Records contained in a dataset
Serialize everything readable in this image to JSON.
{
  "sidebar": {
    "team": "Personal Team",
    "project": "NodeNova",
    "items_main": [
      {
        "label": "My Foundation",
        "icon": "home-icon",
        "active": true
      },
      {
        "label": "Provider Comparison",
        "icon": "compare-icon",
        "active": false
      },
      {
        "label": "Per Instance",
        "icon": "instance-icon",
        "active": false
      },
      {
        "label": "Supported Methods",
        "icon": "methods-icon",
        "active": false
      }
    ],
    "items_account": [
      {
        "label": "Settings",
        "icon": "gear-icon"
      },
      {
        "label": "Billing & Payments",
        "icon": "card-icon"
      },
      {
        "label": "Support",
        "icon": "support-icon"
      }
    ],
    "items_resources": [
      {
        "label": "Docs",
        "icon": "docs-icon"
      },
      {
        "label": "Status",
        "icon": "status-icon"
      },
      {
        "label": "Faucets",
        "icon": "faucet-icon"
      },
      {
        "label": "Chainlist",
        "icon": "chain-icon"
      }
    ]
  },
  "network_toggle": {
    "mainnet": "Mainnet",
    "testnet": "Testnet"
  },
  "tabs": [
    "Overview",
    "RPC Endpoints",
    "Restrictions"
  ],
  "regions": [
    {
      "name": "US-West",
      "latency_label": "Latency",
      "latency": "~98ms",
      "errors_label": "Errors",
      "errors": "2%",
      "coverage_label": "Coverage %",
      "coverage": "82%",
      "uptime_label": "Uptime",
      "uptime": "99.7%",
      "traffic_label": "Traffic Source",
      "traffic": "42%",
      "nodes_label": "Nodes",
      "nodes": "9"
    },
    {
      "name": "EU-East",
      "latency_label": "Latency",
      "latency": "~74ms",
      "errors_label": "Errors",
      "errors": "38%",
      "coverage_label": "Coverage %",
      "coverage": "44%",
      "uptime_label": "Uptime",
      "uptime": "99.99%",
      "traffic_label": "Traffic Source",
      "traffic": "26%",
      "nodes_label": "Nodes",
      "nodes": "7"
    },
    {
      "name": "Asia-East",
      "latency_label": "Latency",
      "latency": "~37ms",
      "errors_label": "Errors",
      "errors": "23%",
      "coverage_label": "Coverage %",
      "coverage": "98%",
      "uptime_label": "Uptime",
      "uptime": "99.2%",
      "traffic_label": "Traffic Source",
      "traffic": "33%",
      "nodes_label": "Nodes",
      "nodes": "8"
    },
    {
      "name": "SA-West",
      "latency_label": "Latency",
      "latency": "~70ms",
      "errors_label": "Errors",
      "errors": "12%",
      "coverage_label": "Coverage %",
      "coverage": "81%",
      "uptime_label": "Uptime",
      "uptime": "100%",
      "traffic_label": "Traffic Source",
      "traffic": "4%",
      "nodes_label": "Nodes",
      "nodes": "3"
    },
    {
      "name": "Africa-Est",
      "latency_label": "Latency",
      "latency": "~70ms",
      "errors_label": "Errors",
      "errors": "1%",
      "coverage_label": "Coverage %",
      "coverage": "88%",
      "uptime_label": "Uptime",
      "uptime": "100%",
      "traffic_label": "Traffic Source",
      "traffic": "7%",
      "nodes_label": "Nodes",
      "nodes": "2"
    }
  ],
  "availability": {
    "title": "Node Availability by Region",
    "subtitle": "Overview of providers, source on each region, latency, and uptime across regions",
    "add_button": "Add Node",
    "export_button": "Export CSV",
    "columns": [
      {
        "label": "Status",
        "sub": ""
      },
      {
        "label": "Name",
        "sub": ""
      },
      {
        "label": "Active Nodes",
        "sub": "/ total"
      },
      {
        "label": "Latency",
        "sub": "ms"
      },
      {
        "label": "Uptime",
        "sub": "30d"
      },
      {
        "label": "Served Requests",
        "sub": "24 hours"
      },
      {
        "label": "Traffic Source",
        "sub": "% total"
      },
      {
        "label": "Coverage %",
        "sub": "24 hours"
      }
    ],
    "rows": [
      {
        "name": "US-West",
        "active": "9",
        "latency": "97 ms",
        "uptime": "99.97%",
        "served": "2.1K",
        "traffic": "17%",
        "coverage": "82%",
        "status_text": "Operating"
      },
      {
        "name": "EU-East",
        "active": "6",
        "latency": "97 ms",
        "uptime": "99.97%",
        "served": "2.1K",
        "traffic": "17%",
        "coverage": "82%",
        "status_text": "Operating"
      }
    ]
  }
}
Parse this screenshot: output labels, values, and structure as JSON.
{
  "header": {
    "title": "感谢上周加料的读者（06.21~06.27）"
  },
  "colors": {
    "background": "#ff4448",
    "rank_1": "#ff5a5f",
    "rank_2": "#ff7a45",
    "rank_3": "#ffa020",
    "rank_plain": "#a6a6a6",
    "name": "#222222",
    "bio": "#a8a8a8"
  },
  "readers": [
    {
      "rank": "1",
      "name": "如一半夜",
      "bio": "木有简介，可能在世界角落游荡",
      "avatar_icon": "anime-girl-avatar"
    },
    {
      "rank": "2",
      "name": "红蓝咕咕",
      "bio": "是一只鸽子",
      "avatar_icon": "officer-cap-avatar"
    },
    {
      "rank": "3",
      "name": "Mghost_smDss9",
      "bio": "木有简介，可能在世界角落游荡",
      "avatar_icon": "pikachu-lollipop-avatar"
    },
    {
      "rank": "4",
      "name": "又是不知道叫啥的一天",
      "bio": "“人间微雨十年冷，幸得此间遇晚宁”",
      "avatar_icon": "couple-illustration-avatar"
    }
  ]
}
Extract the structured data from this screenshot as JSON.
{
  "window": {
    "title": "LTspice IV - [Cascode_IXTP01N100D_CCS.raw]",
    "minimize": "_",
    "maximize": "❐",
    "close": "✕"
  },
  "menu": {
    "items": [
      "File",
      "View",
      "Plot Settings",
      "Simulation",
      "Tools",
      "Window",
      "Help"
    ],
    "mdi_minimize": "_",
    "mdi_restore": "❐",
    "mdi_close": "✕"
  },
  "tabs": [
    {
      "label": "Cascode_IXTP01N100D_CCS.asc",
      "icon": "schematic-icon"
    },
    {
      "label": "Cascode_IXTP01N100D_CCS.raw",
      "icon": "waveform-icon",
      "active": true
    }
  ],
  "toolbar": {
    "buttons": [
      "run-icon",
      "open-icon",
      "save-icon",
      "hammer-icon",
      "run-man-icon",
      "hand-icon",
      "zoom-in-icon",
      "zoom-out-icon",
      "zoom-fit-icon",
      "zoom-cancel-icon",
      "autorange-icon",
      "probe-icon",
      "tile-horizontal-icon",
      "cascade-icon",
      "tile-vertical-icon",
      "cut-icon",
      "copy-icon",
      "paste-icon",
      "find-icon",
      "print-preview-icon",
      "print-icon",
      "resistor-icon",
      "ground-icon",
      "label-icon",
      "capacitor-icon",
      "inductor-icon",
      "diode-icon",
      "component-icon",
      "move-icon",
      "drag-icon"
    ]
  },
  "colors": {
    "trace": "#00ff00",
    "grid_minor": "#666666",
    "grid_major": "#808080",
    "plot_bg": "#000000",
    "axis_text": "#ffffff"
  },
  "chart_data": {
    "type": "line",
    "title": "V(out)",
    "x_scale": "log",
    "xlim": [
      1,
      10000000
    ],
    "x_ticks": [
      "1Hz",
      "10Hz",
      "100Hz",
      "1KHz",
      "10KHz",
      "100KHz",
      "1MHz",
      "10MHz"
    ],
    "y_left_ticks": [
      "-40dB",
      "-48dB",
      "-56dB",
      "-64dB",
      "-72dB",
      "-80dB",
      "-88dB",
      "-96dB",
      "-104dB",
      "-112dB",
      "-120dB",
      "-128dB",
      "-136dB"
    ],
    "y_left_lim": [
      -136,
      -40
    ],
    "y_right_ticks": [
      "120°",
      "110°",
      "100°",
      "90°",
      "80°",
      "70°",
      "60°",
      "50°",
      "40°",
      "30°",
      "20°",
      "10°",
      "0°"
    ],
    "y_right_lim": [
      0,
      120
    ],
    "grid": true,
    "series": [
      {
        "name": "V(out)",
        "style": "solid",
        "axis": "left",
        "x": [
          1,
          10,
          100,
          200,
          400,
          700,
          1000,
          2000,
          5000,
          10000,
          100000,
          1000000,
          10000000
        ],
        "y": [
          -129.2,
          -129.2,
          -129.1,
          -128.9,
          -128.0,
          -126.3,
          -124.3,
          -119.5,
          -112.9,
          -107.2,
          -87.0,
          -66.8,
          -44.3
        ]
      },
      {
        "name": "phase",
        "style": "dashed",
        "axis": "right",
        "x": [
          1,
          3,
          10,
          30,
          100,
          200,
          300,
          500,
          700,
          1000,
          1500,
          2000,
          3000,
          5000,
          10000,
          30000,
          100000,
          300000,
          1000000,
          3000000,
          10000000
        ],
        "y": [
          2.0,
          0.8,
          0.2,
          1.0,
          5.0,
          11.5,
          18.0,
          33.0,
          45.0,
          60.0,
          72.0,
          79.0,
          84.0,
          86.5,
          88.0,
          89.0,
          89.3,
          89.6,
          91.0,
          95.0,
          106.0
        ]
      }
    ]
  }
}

__PROBLEM REQUIREMENTS__: Check each line of the entries for the string "tile". Copy the lines that have it.

__TASK RESPONSE__:
      "tile-horizontal-icon",
      "tile-vertical-icon",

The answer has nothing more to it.